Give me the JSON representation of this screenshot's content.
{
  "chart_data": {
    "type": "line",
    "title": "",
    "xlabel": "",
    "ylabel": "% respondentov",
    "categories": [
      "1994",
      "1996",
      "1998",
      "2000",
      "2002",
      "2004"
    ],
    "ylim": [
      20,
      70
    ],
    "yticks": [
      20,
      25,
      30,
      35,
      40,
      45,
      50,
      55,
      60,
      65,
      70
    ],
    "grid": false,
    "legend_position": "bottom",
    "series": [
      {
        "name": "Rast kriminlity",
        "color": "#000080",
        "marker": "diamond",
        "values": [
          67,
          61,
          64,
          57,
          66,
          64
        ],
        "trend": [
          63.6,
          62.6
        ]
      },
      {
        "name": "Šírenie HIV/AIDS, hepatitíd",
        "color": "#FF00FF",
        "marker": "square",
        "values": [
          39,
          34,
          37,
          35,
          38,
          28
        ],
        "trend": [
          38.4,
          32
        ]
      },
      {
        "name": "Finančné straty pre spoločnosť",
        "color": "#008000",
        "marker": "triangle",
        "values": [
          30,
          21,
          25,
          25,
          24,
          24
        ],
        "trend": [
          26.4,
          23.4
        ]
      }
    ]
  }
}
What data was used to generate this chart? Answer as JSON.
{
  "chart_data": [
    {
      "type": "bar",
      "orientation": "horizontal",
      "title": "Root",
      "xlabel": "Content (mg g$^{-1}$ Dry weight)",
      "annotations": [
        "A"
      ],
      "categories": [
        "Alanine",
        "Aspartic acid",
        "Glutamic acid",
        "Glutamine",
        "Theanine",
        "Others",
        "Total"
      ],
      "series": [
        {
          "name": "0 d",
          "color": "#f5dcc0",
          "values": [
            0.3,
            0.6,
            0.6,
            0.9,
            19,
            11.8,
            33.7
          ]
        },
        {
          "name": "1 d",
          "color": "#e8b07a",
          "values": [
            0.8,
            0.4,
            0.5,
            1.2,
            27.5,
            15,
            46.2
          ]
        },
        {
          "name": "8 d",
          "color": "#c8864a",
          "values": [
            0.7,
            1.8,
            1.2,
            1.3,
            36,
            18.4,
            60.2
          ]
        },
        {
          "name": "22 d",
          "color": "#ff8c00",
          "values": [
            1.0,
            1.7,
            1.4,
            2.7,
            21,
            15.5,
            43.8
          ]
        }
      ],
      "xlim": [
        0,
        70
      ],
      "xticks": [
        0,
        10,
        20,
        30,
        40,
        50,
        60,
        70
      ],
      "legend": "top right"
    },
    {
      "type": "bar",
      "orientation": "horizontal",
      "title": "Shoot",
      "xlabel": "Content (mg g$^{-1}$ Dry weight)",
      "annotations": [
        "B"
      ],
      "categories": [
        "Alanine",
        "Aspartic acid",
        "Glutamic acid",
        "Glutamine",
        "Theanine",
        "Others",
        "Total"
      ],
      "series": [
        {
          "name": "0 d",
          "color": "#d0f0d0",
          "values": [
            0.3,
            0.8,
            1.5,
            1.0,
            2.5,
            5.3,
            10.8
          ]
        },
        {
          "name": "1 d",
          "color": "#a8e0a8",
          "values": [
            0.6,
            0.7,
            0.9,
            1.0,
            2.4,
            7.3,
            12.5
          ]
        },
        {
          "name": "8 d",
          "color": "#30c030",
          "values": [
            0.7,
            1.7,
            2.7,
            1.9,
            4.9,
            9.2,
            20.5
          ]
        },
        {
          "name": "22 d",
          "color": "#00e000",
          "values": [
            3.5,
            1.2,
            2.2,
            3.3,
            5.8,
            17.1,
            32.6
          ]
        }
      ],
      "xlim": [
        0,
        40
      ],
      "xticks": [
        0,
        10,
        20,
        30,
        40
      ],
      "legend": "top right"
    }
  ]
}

● **Exercise task**: Exactly reproduce every line found in the records.

● **Written response**:
Give me the JSON representation of this screenshot's content.
{
  "chart_data": {
    "type": "line",
    "title": "",
    "xlabel": "",
    "ylabel": "% respondentov",
    "categories": [
      "1994",
      "1996",
      "1998",
      "2000",
      "2002",
      "2004"
    ],
    "ylim": [
      20,
      70
    ],
    "yticks": [
      20,
      25,
      30,
      35,
      40,
      45,
      50,
      55,
      60,
      65,
      70
    ],
    "grid": false,
    "legend_position": "bottom",
    "series": [
      {
        "name": "Rast kriminlity",
        "color": "#000080",
        "marker": "diamond",
        "values": [
          67,
          61,
          64,
          57,
          66,
          64
        ],
        "trend": [
          63.6,
          62.6
        ]
      },
      {
        "name": "Šírenie HIV/AIDS, hepatitíd",
        "color": "#FF00FF",
        "marker": "square",
        "values": [
          39,
          34,
          37,
          35,
          38,
          28
        ],
        "trend": [
          38.4,
          32
        ]
      },
      {
        "name": "Finančné straty pre spoločnosť",
        "color": "#008000",
        "marker": "triangle",
        "values": [
          30,
          21,
          25,
          25,
          24,
          24
        ],
        "trend": [
          26.4,
          23.4
        ]
      }
    ]
  }
}
What data was used to generate this chart? Answer as JSON.
{
  "chart_data": [
    {
      "type": "bar",
      "orientation": "horizontal",
      "title": "Root",
      "xlabel": "Content (mg g$^{-1}$ Dry weight)",
      "annotations": [
        "A"
      ],
      "categories": [
        "Alanine",
        "Aspartic acid",
        "Glutamic acid",
        "Glutamine",
        "Theanine",
        "Others",
        "Total"
      ],
      "series": [
        {
          "name": "0 d",
          "color": "#f5dcc0",
          "values": [
            0.3,
            0.6,
            0.6,
            0.9,
            19,
            11.8,
            33.7
          ]
        },
        {
          "name": "1 d",
          "color": "#e8b07a",
          "values": [
            0.8,
            0.4,
            0.5,
            1.2,
            27.5,
            15,
            46.2
          ]
        },
        {
          "name": "8 d",
          "color": "#c8864a",
          "values": [
            0.7,
            1.8,
            1.2,
            1.3,
            36,
            18.4,
            60.2
          ]
        },
        {
          "name": "22 d",
          "color": "#ff8c00",
          "values": [
            1.0,
            1.7,
            1.4,
            2.7,
            21,
            15.5,
            43.8
          ]
        }
      ],
      "xlim": [
        0,
        70
      ],
      "xticks": [
        0,
        10,
        20,
        30,
        40,
        50,
        60,
        70
      ],
      "legend": "top right"
    },
    {
      "type": "bar",
      "orientation": "horizontal",
      "title": "Shoot",
      "xlabel": "Content (mg g$^{-1}$ Dry weight)",
      "annotations": [
        "B"
      ],
      "categories": [
        "Alanine",
        "Aspartic acid",
        "Glutamic acid",
        "Glutamine",
        "Theanine",
        "Others",
        "Total"
      ],
      "series": [
        {
          "name": "0 d",
          "color": "#d0f0d0",
          "values": [
            0.3,
            0.8,
            1.5,
            1.0,
            2.5,
            5.3,
            10.8
          ]
        },
        {
          "name": "1 d",
          "color": "#a8e0a8",
          "values": [
            0.6,
            0.7,
            0.9,
            1.0,
            2.4,
            7.3,
            12.5
          ]
        },
        {
          "name": "8 d",
          "color": "#30c030",
          "values": [
            0.7,
            1.7,
            2.7,
            1.9,
            4.9,
            9.2,
            20.5
          ]
        },
        {
          "name": "22 d",
          "color": "#00e000",
          "values": [
            3.5,
            1.2,
            2.2,
            3.3,
            5.8,
            17.1,
            32.6
          ]
        }
      ],
      "xlim": [
        0,
        40
      ],
      "xticks": [
        0,
        10,
        20,
        30,
        40
      ],
      "legend": "top right"
    }
  ]
}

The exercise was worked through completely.